Pick out each line of the records in which the word "CryptoPatel" appears.
▼
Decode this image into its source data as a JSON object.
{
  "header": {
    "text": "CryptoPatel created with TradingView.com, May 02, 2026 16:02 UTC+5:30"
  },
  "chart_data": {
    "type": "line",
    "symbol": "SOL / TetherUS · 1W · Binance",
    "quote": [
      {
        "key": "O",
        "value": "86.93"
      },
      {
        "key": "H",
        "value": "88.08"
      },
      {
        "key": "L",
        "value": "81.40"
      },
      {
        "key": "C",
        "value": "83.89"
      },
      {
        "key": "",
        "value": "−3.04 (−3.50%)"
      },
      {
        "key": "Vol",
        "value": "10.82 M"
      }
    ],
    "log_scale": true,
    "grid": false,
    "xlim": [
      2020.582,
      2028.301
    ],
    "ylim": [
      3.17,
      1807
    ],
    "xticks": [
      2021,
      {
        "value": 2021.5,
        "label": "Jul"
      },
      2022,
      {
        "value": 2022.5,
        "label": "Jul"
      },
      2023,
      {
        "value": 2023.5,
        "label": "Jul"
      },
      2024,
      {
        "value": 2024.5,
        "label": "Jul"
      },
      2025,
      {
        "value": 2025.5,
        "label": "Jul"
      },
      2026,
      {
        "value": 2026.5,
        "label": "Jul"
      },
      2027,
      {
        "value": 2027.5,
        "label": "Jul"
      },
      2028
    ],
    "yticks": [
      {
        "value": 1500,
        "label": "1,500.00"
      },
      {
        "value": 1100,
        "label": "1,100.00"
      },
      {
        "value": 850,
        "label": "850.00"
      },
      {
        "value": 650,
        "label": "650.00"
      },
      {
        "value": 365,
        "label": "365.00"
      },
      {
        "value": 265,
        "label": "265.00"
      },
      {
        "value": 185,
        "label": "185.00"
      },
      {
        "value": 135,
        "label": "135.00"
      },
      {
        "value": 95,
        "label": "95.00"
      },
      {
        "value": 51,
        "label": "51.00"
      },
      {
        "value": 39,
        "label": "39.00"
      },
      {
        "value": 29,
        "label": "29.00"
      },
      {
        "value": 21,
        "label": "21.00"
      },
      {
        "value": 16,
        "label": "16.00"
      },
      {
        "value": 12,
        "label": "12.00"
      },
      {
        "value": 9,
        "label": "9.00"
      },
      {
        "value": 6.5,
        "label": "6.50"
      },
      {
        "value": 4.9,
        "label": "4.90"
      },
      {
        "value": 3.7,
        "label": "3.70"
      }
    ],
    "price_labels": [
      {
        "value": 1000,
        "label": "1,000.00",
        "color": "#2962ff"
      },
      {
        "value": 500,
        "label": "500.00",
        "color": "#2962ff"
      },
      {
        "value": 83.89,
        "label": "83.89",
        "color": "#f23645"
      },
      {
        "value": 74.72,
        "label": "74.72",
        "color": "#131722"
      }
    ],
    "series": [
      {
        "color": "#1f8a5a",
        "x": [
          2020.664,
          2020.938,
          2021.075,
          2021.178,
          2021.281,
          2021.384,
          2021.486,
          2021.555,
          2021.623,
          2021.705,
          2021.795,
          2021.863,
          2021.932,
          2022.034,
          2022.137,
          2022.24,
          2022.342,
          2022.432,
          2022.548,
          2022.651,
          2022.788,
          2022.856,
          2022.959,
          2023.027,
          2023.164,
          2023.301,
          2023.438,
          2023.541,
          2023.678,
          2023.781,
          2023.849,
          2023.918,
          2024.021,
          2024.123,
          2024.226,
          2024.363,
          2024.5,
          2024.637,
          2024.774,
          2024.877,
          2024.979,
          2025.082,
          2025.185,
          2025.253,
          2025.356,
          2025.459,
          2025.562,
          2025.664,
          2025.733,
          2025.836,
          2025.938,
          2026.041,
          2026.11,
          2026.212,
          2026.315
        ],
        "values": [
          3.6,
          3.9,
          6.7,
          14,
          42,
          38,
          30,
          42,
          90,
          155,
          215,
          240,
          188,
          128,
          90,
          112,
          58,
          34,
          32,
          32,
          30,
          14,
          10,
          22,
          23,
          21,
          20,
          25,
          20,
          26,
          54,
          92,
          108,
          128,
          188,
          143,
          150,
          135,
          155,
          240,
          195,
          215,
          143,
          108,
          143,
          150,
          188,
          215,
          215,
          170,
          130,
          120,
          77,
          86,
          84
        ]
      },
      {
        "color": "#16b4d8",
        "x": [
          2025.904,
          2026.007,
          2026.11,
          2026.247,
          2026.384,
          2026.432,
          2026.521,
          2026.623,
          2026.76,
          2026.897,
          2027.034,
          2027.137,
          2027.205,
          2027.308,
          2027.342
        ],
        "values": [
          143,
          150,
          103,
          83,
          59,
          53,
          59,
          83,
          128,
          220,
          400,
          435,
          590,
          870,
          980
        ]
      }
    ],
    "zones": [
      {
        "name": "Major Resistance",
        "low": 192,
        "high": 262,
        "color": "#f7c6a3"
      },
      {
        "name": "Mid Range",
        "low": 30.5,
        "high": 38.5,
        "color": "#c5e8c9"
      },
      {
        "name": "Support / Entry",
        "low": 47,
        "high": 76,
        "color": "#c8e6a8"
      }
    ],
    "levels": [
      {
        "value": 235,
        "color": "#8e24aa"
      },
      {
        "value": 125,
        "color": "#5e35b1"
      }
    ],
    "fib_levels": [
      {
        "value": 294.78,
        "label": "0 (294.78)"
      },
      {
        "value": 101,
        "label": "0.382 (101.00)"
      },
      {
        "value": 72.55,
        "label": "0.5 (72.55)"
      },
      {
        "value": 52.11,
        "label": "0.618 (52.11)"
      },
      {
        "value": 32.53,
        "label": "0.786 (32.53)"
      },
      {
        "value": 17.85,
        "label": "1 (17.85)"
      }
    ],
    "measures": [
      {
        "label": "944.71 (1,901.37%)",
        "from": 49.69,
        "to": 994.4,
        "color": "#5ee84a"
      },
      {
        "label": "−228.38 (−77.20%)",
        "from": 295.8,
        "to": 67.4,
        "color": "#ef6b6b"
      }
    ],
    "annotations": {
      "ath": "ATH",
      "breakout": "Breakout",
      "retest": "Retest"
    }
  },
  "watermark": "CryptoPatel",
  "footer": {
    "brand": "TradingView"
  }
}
▲
_Task solution_.
    "text": "CryptoPatel created with TradingView.com, May 02, 2026 16:02 UTC+5:30"
  "watermark": "CryptoPatel",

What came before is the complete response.